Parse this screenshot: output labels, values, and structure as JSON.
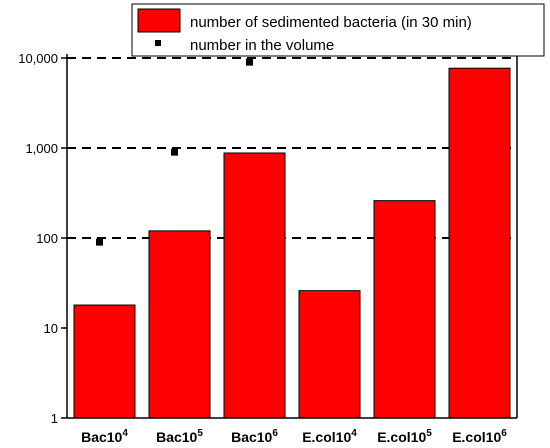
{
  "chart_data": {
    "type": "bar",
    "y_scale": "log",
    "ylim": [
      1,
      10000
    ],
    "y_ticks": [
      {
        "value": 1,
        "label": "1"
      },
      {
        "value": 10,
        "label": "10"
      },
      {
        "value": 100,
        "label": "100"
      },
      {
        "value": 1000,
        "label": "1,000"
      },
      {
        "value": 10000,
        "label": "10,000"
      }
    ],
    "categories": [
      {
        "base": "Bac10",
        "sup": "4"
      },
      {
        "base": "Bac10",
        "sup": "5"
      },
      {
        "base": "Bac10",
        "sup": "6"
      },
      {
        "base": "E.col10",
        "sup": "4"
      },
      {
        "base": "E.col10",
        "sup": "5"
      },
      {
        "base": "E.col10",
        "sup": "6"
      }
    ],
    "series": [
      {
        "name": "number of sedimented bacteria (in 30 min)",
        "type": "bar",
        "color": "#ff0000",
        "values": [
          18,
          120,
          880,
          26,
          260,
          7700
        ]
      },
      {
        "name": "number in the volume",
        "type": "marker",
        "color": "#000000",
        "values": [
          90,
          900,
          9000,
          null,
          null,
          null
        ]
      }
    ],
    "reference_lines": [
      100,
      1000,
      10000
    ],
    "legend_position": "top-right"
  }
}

^^^^^^^^^^^^^^^^

Search the data for "name". Copy every line that has it.

§ Answer box
        "name": "number of sedimented bacteria (in 30 min)",
        "name": "number in the volume",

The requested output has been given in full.